[Records that describe figures]
_ _ _ _ _ _ _

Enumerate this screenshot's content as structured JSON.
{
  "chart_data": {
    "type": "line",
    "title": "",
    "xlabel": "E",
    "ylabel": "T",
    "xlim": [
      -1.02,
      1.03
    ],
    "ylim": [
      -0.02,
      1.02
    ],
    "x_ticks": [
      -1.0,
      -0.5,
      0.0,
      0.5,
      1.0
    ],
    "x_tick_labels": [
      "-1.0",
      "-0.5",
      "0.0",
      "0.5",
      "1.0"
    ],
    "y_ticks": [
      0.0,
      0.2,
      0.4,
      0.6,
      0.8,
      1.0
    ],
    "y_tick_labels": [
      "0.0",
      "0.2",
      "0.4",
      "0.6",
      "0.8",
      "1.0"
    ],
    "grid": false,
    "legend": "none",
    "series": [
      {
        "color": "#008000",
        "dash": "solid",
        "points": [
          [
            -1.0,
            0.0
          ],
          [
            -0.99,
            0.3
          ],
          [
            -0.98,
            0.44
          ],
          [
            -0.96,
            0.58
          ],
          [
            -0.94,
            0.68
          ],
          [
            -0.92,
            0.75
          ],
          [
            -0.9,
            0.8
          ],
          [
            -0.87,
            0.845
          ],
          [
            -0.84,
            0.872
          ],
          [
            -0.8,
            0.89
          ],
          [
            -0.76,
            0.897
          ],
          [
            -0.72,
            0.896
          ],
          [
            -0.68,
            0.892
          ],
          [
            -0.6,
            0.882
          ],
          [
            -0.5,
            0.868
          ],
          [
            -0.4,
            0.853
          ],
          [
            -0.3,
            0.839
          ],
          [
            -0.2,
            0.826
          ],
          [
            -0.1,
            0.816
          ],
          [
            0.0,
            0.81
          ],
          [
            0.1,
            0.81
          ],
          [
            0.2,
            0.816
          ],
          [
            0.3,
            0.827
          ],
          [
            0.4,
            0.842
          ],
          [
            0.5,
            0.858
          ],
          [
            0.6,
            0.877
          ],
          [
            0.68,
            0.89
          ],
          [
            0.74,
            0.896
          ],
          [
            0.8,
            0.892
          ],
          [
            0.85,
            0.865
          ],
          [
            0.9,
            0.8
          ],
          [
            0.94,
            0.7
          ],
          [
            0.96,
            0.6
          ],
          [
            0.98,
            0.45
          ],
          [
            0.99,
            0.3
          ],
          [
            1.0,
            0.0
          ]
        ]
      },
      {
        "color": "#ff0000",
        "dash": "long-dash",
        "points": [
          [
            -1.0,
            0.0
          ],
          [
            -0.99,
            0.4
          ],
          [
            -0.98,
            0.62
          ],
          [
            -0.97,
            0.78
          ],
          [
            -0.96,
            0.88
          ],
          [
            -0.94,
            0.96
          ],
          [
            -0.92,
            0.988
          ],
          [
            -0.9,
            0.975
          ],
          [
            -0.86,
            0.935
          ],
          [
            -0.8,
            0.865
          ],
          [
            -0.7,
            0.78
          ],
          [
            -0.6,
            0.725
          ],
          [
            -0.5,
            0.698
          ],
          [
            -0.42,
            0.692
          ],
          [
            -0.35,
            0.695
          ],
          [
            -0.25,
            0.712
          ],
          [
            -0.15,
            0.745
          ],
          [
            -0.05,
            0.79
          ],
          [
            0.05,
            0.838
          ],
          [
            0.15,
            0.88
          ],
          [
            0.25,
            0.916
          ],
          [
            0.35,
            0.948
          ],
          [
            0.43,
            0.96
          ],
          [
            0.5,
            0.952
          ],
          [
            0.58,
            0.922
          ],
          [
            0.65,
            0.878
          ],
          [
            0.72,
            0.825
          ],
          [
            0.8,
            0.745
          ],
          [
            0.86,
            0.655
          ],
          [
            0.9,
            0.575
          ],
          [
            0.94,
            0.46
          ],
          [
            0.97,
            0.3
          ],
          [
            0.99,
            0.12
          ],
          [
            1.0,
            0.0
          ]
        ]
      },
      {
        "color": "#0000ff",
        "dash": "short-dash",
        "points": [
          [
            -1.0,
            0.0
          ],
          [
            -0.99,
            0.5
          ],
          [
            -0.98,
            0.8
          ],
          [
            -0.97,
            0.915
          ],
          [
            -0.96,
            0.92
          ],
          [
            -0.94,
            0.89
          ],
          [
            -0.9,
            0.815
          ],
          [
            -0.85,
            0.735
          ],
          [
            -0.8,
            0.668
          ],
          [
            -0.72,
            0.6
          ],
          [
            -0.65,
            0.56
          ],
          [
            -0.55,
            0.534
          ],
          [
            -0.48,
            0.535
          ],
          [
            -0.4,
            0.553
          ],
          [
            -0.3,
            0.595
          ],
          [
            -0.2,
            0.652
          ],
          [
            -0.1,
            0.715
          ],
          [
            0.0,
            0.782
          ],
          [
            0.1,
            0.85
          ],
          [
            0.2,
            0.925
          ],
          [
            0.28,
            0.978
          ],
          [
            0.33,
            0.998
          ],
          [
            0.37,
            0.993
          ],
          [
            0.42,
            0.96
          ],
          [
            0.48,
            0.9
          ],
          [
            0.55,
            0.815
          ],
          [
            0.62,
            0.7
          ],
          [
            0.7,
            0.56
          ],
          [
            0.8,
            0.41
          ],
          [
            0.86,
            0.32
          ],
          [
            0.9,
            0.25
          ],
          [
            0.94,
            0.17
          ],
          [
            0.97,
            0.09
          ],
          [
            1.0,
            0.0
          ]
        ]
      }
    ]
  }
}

_ _ _ _ _ _ _

■ Do this
Please reproduce the entire listing, exactly as shown.

■ Full response
Enumerate this screenshot's content as structured JSON.
{
  "chart_data": {
    "type": "line",
    "title": "",
    "xlabel": "E",
    "ylabel": "T",
    "xlim": [
      -1.02,
      1.03
    ],
    "ylim": [
      -0.02,
      1.02
    ],
    "x_ticks": [
      -1.0,
      -0.5,
      0.0,
      0.5,
      1.0
    ],
    "x_tick_labels": [
      "-1.0",
      "-0.5",
      "0.0",
      "0.5",
      "1.0"
    ],
    "y_ticks": [
      0.0,
      0.2,
      0.4,
      0.6,
      0.8,
      1.0
    ],
    "y_tick_labels": [
      "0.0",
      "0.2",
      "0.4",
      "0.6",
      "0.8",
      "1.0"
    ],
    "grid": false,
    "legend": "none",
    "series": [
      {
        "color": "#008000",
        "dash": "solid",
        "points": [
          [
            -1.0,
            0.0
          ],
          [
            -0.99,
            0.3
          ],
          [
            -0.98,
            0.44
          ],
          [
            -0.96,
            0.58
          ],
          [
            -0.94,
            0.68
          ],
          [
            -0.92,
            0.75
          ],
          [
            -0.9,
            0.8
          ],
          [
            -0.87,
            0.845
          ],
          [
            -0.84,
            0.872
          ],
          [
            -0.8,
            0.89
          ],
          [
            -0.76,
            0.897
          ],
          [
            -0.72,
            0.896
          ],
          [
            -0.68,
            0.892
          ],
          [
            -0.6,
            0.882
          ],
          [
            -0.5,
            0.868
          ],
          [
            -0.4,
            0.853
          ],
          [
            -0.3,
            0.839
          ],
          [
            -0.2,
            0.826
          ],
          [
            -0.1,
            0.816
          ],
          [
            0.0,
            0.81
          ],
          [
            0.1,
            0.81
          ],
          [
            0.2,
            0.816
          ],
          [
            0.3,
            0.827
          ],
          [
            0.4,
            0.842
          ],
          [
            0.5,
            0.858
          ],
          [
            0.6,
            0.877
          ],
          [
            0.68,
            0.89
          ],
          [
            0.74,
            0.896
          ],
          [
            0.8,
            0.892
          ],
          [
            0.85,
            0.865
          ],
          [
            0.9,
            0.8
          ],
          [
            0.94,
            0.7
          ],
          [
            0.96,
            0.6
          ],
          [
            0.98,
            0.45
          ],
          [
            0.99,
            0.3
          ],
          [
            1.0,
            0.0
          ]
        ]
      },
      {
        "color": "#ff0000",
        "dash": "long-dash",
        "points": [
          [
            -1.0,
            0.0
          ],
          [
            -0.99,
            0.4
          ],
          [
            -0.98,
            0.62
          ],
          [
            -0.97,
            0.78
          ],
          [
            -0.96,
            0.88
          ],
          [
            -0.94,
            0.96
          ],
          [
            -0.92,
            0.988
          ],
          [
            -0.9,
            0.975
          ],
          [
            -0.86,
            0.935
          ],
          [
            -0.8,
            0.865
          ],
          [
            -0.7,
            0.78
          ],
          [
            -0.6,
            0.725
          ],
          [
            -0.5,
            0.698
          ],
          [
            -0.42,
            0.692
          ],
          [
            -0.35,
            0.695
          ],
          [
            -0.25,
            0.712
          ],
          [
            -0.15,
            0.745
          ],
          [
            -0.05,
            0.79
          ],
          [
            0.05,
            0.838
          ],
          [
            0.15,
            0.88
          ],
          [
            0.25,
            0.916
          ],
          [
            0.35,
            0.948
          ],
          [
            0.43,
            0.96
          ],
          [
            0.5,
            0.952
          ],
          [
            0.58,
            0.922
          ],
          [
            0.65,
            0.878
          ],
          [
            0.72,
            0.825
          ],
          [
            0.8,
            0.745
          ],
          [
            0.86,
            0.655
          ],
          [
            0.9,
            0.575
          ],
          [
            0.94,
            0.46
          ],
          [
            0.97,
            0.3
          ],
          [
            0.99,
            0.12
          ],
          [
            1.0,
            0.0
          ]
        ]
      },
      {
        "color": "#0000ff",
        "dash": "short-dash",
        "points": [
          [
            -1.0,
            0.0
          ],
          [
            -0.99,
            0.5
          ],
          [
            -0.98,
            0.8
          ],
          [
            -0.97,
            0.915
          ],
          [
            -0.96,
            0.92
          ],
          [
            -0.94,
            0.89
          ],
          [
            -0.9,
            0.815
          ],
          [
            -0.85,
            0.735
          ],
          [
            -0.8,
            0.668
          ],
          [
            -0.72,
            0.6
          ],
          [
            -0.65,
            0.56
          ],
          [
            -0.55,
            0.534
          ],
          [
            -0.48,
            0.535
          ],
          [
            -0.4,
            0.553
          ],
          [
            -0.3,
            0.595
          ],
          [
            -0.2,
            0.652
          ],
          [
            -0.1,
            0.715
          ],
          [
            0.0,
            0.782
          ],
          [
            0.1,
            0.85
          ],
          [
            0.2,
            0.925
          ],
          [
            0.28,
            0.978
          ],
          [
            0.33,
            0.998
          ],
          [
            0.37,
            0.993
          ],
          [
            0.42,
            0.96
          ],
          [
            0.48,
            0.9
          ],
          [
            0.55,
            0.815
          ],
          [
            0.62,
            0.7
          ],
          [
            0.7,
            0.56
          ],
          [
            0.8,
            0.41
          ],
          [
            0.86,
            0.32
          ],
          [
            0.9,
            0.25
          ],
          [
            0.94,
            0.17
          ],
          [
            0.97,
            0.09
          ],
          [
            1.0,
            0.0
          ]
        ]
      }
    ]
  }
}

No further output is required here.